What the exercise asks — Repeat each entry as written, dropping any picture you find.
--
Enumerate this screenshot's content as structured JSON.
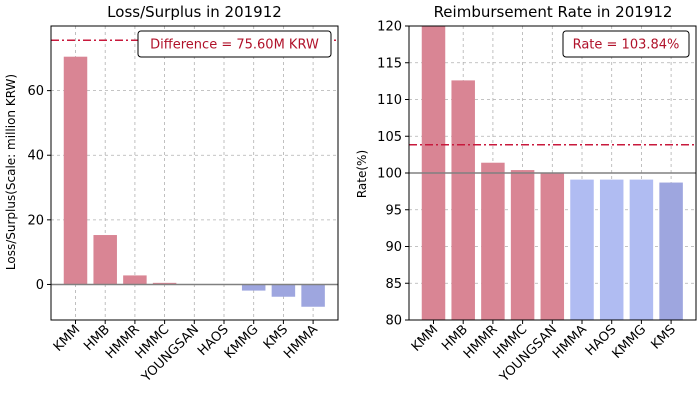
{
  "chart_data": [
    {
      "type": "bar",
      "title": "Loss/Surplus in 201912",
      "xlabel": "",
      "ylabel": "Loss/Surplus(Scale: million KRW)",
      "categories": [
        "KMM",
        "HMB",
        "HMMR",
        "HMMC",
        "YOUNGSAN",
        "HAOS",
        "KMMG",
        "KMS",
        "HMMA"
      ],
      "values": [
        70.5,
        15.3,
        2.8,
        0.5,
        0.1,
        0.05,
        -1.9,
        -3.8,
        -6.9
      ],
      "ylim": [
        -11,
        80
      ],
      "yticks": [
        0,
        20,
        40,
        60
      ],
      "reference_line": 75.6,
      "zero_line": 0,
      "annotation": "Difference = 75.60M KRW",
      "grid": true,
      "colors": {
        "positive": "#d98594",
        "negative": "#9ea6df",
        "reference": "#c8193c",
        "annotation_text": "#b0122a",
        "zero_line": "#808080"
      }
    },
    {
      "type": "bar",
      "title": "Reimbursement Rate in 201912",
      "xlabel": "",
      "ylabel": "Rate(%)",
      "categories": [
        "KMM",
        "HMB",
        "HMMR",
        "HMMC",
        "YOUNGSAN",
        "HMMA",
        "HAOS",
        "KMMG",
        "KMS"
      ],
      "values": [
        120.0,
        112.6,
        101.4,
        100.4,
        100.0,
        99.1,
        99.1,
        99.1,
        98.7
      ],
      "ylim": [
        80,
        120
      ],
      "yticks": [
        80,
        85,
        90,
        95,
        100,
        105,
        110,
        115,
        120
      ],
      "reference_line": 103.84,
      "baseline": 100,
      "annotation": "Rate = 103.84%",
      "grid": true,
      "colors": {
        "above": "#d98594",
        "below": "#b0bcf2",
        "lowest": "#9ea6df",
        "reference": "#c8193c",
        "annotation_text": "#b0122a",
        "baseline": "#808080"
      }
    }
  ]
}
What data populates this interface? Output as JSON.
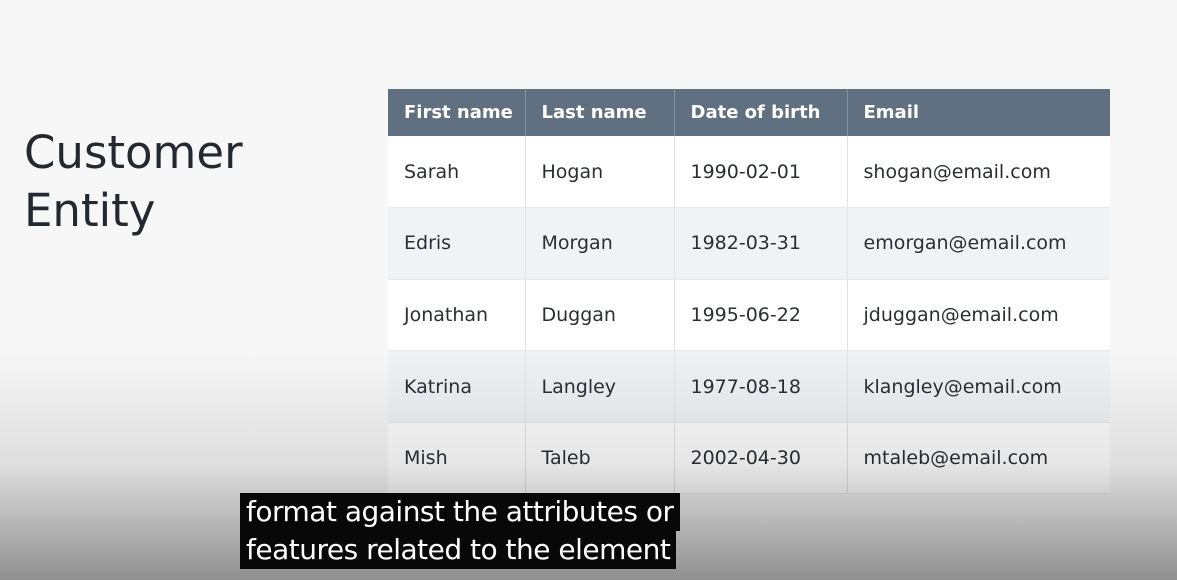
{
  "slide": {
    "title_line1": "Customer",
    "title_line2": "Entity"
  },
  "table": {
    "headers": [
      "First name",
      "Last name",
      "Date of birth",
      "Email"
    ],
    "rows": [
      [
        "Sarah",
        "Hogan",
        "1990-02-01",
        "shogan@email.com"
      ],
      [
        "Edris",
        "Morgan",
        "1982-03-31",
        "emorgan@email.com"
      ],
      [
        "Jonathan",
        "Duggan",
        "1995-06-22",
        "jduggan@email.com"
      ],
      [
        "Katrina",
        "Langley",
        "1977-08-18",
        "klangley@email.com"
      ],
      [
        "Mish",
        "Taleb",
        "2002-04-30",
        "mtaleb@email.com"
      ]
    ],
    "colors": {
      "header_bg": "#607080",
      "header_text": "#ffffff",
      "row_alt_bg": "#f0f3f6"
    }
  },
  "caption": {
    "line1": "format against the attributes or",
    "line2": "features related to the element"
  }
}
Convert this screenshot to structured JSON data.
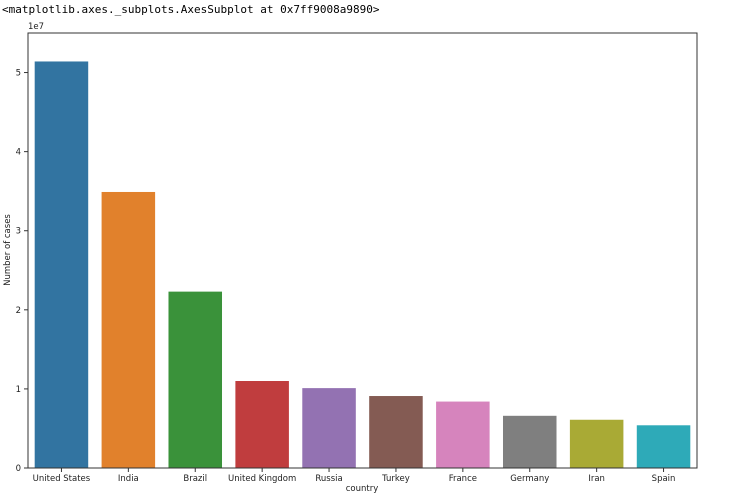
{
  "repr_text": "<matplotlib.axes._subplots.AxesSubplot at 0x7ff9008a9890>",
  "chart_data": {
    "type": "bar",
    "title": "",
    "xlabel": "country",
    "ylabel": "Number of cases",
    "offset_text": "1e7",
    "categories": [
      "United States",
      "India",
      "Brazil",
      "United Kingdom",
      "Russia",
      "Turkey",
      "France",
      "Germany",
      "Iran",
      "Spain"
    ],
    "values": [
      51400000,
      34900000,
      22300000,
      11000000,
      10100000,
      9100000,
      8400000,
      6600000,
      6100000,
      5400000
    ],
    "colors": [
      "#3274a1",
      "#e1812c",
      "#3a923a",
      "#c03d3e",
      "#9372b2",
      "#845b53",
      "#d684bd",
      "#7f7f7f",
      "#a9aa35",
      "#2eaab8"
    ],
    "ylim": [
      0,
      55000000
    ],
    "yticks": [
      0,
      10000000,
      20000000,
      30000000,
      40000000,
      50000000
    ],
    "ytick_labels": [
      "0",
      "1",
      "2",
      "3",
      "4",
      "5"
    ],
    "grid": false,
    "legend": "none"
  }
}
--
Answer for this exercise —
Enumerate this screenshot's content as structured JSON.
{
  "chart_data": [
    {
      "type": "bar",
      "title": "Loss/Surplus in 201912",
      "xlabel": "",
      "ylabel": "Loss/Surplus(Scale: million KRW)",
      "categories": [
        "KMM",
        "HMB",
        "HMMR",
        "HMMC",
        "YOUNGSAN",
        "HAOS",
        "KMMG",
        "KMS",
        "HMMA"
      ],
      "values": [
        70.5,
        15.3,
        2.8,
        0.5,
        0.1,
        0.05,
        -1.9,
        -3.8,
        -6.9
      ],
      "ylim": [
        -11,
        80
      ],
      "yticks": [
        0,
        20,
        40,
        60
      ],
      "reference_line": 75.6,
      "zero_line": 0,
      "annotation": "Difference = 75.60M KRW",
      "grid": true,
      "colors": {
        "positive": "#d98594",
        "negative": "#9ea6df",
        "reference": "#c8193c",
        "annotation_text": "#b0122a",
        "zero_line": "#808080"
      }
    },
    {
      "type": "bar",
      "title": "Reimbursement Rate in 201912",
      "xlabel": "",
      "ylabel": "Rate(%)",
      "categories": [
        "KMM",
        "HMB",
        "HMMR",
        "HMMC",
        "YOUNGSAN",
        "HMMA",
        "HAOS",
        "KMMG",
        "KMS"
      ],
      "values": [
        120.0,
        112.6,
        101.4,
        100.4,
        100.0,
        99.1,
        99.1,
        99.1,
        98.7
      ],
      "ylim": [
        80,
        120
      ],
      "yticks": [
        80,
        85,
        90,
        95,
        100,
        105,
        110,
        115,
        120
      ],
      "reference_line": 103.84,
      "baseline": 100,
      "annotation": "Rate = 103.84%",
      "grid": true,
      "colors": {
        "above": "#d98594",
        "below": "#b0bcf2",
        "lowest": "#9ea6df",
        "reference": "#c8193c",
        "annotation_text": "#b0122a",
        "baseline": "#808080"
      }
    }
  ]
}
What data populates this interface? Output as JSON.
{
  "slide": {
    "title_line1": "Customer",
    "title_line2": "Entity"
  },
  "table": {
    "headers": [
      "First name",
      "Last name",
      "Date of birth",
      "Email"
    ],
    "rows": [
      [
        "Sarah",
        "Hogan",
        "1990-02-01",
        "shogan@email.com"
      ],
      [
        "Edris",
        "Morgan",
        "1982-03-31",
        "emorgan@email.com"
      ],
      [
        "Jonathan",
        "Duggan",
        "1995-06-22",
        "jduggan@email.com"
      ],
      [
        "Katrina",
        "Langley",
        "1977-08-18",
        "klangley@email.com"
      ],
      [
        "Mish",
        "Taleb",
        "2002-04-30",
        "mtaleb@email.com"
      ]
    ],
    "colors": {
      "header_bg": "#607080",
      "header_text": "#ffffff",
      "row_alt_bg": "#f0f3f6"
    }
  },
  "caption": {
    "line1": "format against the attributes or",
    "line2": "features related to the element"
  }
}
Convert this screenshot to structured JSON data.
{
  "repr_text": "<matplotlib.axes._subplots.AxesSubplot at 0x7ff9008a9890>",
  "chart_data": {
    "type": "bar",
    "title": "",
    "xlabel": "country",
    "ylabel": "Number of cases",
    "offset_text": "1e7",
    "categories": [
      "United States",
      "India",
      "Brazil",
      "United Kingdom",
      "Russia",
      "Turkey",
      "France",
      "Germany",
      "Iran",
      "Spain"
    ],
    "values": [
      51400000,
      34900000,
      22300000,
      11000000,
      10100000,
      9100000,
      8400000,
      6600000,
      6100000,
      5400000
    ],
    "colors": [
      "#3274a1",
      "#e1812c",
      "#3a923a",
      "#c03d3e",
      "#9372b2",
      "#845b53",
      "#d684bd",
      "#7f7f7f",
      "#a9aa35",
      "#2eaab8"
    ],
    "ylim": [
      0,
      55000000
    ],
    "yticks": [
      0,
      10000000,
      20000000,
      30000000,
      40000000,
      50000000
    ],
    "ytick_labels": [
      "0",
      "1",
      "2",
      "3",
      "4",
      "5"
    ],
    "grid": false,
    "legend": "none"
  }
}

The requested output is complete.